> [Your goal]: Reproduce every entry that follows word for word, but omit the images.
[START OF Material for this exercise]
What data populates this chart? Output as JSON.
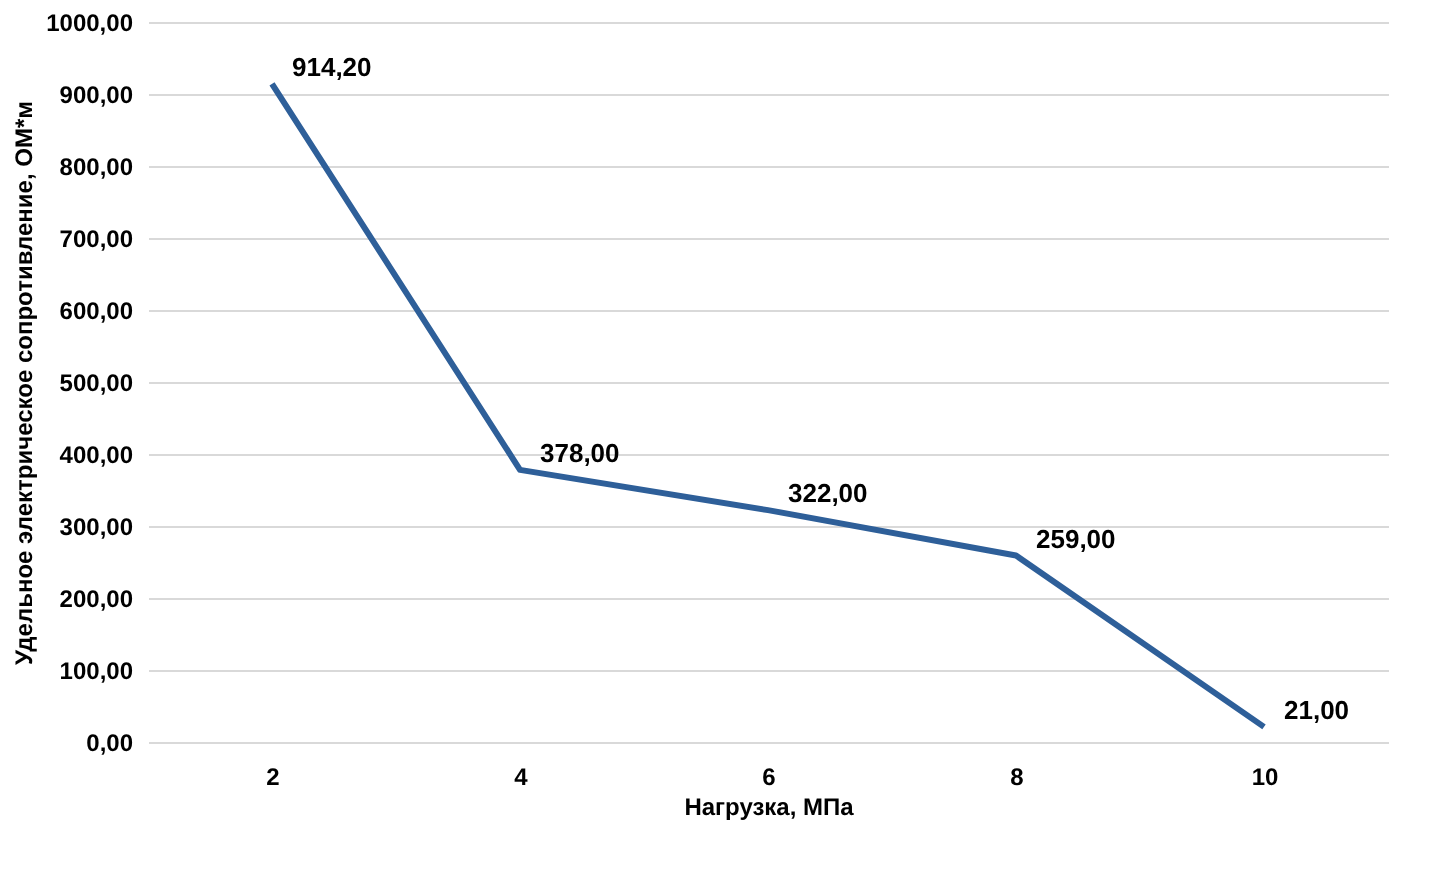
{
  "chart_data": {
    "type": "line",
    "xlabel": "Нагрузка, МПа",
    "ylabel": "Удельное электрическое сопротивление, ОМ*м",
    "categories": [
      "2",
      "4",
      "6",
      "8",
      "10"
    ],
    "series": [
      {
        "color": "#2e5f99",
        "values": [
          914.2,
          378,
          322,
          259,
          21
        ],
        "value_labels": [
          "914,20",
          "378,00",
          "322,00",
          "259,00",
          "21,00"
        ]
      }
    ],
    "ylim": [
      0,
      1000
    ],
    "yticks": [
      {
        "value": 0,
        "label": "0,00"
      },
      {
        "value": 100,
        "label": "100,00"
      },
      {
        "value": 200,
        "label": "200,00"
      },
      {
        "value": 300,
        "label": "300,00"
      },
      {
        "value": 400,
        "label": "400,00"
      },
      {
        "value": 500,
        "label": "500,00"
      },
      {
        "value": 600,
        "label": "600,00"
      },
      {
        "value": 700,
        "label": "700,00"
      },
      {
        "value": 800,
        "label": "800,00"
      },
      {
        "value": 900,
        "label": "900,00"
      },
      {
        "value": 1000,
        "label": "1000,00"
      }
    ],
    "grid": "y",
    "marker": "none",
    "line_style": "solid"
  }
}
[END OF Material for this exercise]
> [Written reply]:
What data populates this chart? Output as JSON.
{
  "chart_data": {
    "type": "line",
    "xlabel": "Нагрузка, МПа",
    "ylabel": "Удельное электрическое сопротивление, ОМ*м",
    "categories": [
      "2",
      "4",
      "6",
      "8",
      "10"
    ],
    "series": [
      {
        "color": "#2e5f99",
        "values": [
          914.2,
          378,
          322,
          259,
          21
        ],
        "value_labels": [
          "914,20",
          "378,00",
          "322,00",
          "259,00",
          "21,00"
        ]
      }
    ],
    "ylim": [
      0,
      1000
    ],
    "yticks": [
      {
        "value": 0,
        "label": "0,00"
      },
      {
        "value": 100,
        "label": "100,00"
      },
      {
        "value": 200,
        "label": "200,00"
      },
      {
        "value": 300,
        "label": "300,00"
      },
      {
        "value": 400,
        "label": "400,00"
      },
      {
        "value": 500,
        "label": "500,00"
      },
      {
        "value": 600,
        "label": "600,00"
      },
      {
        "value": 700,
        "label": "700,00"
      },
      {
        "value": 800,
        "label": "800,00"
      },
      {
        "value": 900,
        "label": "900,00"
      },
      {
        "value": 1000,
        "label": "1000,00"
      }
    ],
    "grid": "y",
    "marker": "none",
    "line_style": "solid"
  }
}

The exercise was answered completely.